--- start Excerpted data ---

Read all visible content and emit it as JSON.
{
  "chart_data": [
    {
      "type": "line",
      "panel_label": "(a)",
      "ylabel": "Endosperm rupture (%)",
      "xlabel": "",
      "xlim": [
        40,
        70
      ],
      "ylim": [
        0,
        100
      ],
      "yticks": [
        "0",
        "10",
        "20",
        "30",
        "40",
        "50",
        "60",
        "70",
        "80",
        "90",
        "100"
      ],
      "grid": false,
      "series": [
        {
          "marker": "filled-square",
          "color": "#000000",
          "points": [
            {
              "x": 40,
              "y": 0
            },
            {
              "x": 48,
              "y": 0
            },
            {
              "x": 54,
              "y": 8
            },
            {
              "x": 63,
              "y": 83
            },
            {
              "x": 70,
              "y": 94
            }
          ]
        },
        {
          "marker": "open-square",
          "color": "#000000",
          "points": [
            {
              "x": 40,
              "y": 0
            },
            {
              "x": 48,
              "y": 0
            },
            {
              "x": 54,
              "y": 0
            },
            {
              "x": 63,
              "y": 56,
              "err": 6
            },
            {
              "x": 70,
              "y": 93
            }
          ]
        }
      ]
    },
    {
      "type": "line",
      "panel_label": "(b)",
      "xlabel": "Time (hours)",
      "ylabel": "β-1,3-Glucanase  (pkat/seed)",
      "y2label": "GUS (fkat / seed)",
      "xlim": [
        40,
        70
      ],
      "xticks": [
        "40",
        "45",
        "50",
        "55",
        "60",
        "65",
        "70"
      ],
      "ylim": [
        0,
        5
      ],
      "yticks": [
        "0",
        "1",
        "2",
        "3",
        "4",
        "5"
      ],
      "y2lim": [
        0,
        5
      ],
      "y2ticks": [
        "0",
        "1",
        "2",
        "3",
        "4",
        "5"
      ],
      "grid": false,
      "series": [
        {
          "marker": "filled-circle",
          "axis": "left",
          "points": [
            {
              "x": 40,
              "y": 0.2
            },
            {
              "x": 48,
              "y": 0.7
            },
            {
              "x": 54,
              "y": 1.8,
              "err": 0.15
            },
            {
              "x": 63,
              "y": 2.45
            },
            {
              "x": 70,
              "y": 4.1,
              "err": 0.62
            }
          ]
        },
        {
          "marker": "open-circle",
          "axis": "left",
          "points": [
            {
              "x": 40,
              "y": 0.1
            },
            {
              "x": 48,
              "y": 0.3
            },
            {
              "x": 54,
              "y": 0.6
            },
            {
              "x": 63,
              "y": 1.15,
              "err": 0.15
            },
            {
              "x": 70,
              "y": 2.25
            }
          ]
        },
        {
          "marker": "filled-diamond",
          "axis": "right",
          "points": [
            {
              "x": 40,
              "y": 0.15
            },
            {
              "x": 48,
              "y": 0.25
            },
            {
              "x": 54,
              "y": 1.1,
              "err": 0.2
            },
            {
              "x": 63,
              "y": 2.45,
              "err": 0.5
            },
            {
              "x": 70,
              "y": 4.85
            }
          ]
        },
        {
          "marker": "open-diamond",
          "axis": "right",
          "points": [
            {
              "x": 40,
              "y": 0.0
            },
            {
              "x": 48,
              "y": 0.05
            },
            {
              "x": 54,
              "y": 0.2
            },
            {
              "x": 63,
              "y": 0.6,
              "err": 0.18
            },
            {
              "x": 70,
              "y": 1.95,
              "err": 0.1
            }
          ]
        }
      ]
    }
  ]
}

--- end Excerpted data ---

> **Instructions for the task**:
Give only the number of lines in the records that contain the string "diamond".

> **Answer for this exercise**:
2